Prompt. Return every line of the data below that includes the string "在租赁期间".

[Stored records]

--- Start ---

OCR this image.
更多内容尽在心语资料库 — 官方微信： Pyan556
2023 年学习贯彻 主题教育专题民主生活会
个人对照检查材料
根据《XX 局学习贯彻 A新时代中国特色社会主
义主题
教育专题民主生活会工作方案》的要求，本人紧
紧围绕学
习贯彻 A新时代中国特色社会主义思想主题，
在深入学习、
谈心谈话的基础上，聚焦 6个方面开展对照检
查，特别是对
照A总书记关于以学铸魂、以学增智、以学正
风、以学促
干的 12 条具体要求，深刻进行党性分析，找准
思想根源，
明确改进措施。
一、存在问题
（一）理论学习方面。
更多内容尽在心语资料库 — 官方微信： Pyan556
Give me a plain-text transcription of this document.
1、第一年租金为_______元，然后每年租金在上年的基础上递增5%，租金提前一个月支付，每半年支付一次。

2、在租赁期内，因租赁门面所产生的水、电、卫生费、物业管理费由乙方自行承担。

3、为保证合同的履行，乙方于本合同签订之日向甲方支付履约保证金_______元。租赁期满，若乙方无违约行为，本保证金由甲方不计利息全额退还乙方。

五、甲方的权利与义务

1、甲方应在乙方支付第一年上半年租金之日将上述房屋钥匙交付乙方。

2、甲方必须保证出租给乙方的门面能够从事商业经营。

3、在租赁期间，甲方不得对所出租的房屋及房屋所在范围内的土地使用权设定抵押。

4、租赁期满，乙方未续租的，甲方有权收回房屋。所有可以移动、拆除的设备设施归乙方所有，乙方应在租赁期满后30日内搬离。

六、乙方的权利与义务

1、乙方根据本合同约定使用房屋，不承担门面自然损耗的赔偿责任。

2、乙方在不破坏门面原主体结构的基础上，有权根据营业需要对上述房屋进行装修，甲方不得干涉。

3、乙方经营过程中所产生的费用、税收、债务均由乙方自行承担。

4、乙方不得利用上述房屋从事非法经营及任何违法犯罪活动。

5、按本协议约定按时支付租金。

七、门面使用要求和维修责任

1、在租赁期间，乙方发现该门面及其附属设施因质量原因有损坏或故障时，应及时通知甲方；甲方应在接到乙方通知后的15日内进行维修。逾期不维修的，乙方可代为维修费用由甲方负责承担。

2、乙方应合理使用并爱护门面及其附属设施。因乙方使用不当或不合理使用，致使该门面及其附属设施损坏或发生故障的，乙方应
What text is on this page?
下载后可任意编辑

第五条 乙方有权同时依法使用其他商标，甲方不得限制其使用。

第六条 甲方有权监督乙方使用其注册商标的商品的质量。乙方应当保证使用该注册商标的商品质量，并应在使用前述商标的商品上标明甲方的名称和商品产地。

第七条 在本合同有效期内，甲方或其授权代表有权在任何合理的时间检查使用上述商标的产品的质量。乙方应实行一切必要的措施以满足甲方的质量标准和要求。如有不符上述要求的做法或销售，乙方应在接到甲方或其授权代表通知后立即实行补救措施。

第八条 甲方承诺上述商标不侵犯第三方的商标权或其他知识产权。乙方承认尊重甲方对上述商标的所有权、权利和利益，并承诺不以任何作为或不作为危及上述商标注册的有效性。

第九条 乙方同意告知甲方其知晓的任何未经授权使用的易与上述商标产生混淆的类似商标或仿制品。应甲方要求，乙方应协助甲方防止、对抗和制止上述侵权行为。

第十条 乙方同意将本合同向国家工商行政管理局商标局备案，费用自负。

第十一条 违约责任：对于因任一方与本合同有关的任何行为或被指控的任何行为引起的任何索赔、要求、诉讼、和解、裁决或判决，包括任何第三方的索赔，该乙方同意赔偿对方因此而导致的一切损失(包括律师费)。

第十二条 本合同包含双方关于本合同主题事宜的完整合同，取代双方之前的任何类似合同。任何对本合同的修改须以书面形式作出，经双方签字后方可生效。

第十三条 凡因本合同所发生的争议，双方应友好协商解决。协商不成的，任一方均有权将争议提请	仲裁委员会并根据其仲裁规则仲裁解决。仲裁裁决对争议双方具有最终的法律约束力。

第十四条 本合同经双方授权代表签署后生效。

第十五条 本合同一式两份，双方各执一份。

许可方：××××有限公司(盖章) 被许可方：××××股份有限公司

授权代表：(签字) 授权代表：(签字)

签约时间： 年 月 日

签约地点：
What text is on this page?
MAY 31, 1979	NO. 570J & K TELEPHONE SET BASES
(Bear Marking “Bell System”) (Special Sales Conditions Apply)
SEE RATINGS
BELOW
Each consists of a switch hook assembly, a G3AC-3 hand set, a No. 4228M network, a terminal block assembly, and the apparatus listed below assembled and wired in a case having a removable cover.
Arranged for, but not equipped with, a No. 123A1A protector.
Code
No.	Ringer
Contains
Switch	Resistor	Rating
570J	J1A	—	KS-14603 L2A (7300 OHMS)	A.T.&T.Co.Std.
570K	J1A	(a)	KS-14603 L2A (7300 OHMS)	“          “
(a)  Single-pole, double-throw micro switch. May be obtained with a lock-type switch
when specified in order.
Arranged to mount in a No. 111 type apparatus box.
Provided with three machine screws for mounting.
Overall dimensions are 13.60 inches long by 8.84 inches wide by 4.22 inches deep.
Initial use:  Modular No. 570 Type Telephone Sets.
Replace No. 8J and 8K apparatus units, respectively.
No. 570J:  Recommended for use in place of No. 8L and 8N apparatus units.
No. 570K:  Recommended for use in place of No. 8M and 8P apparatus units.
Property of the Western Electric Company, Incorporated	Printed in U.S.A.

--- End ---

Solution below.
3、在租赁期间，甲方不得对所出租的房屋及房屋所在范围内的土地使用权设定抵押。
1、在租赁期间，乙方发现该门面及其附属设施因质量原因有损坏或故障时，应及时通知甲方；甲方应在接到乙方通知后的15日内进行维修。逾期不维修的，乙方可代为维修费用由甲方负责承担。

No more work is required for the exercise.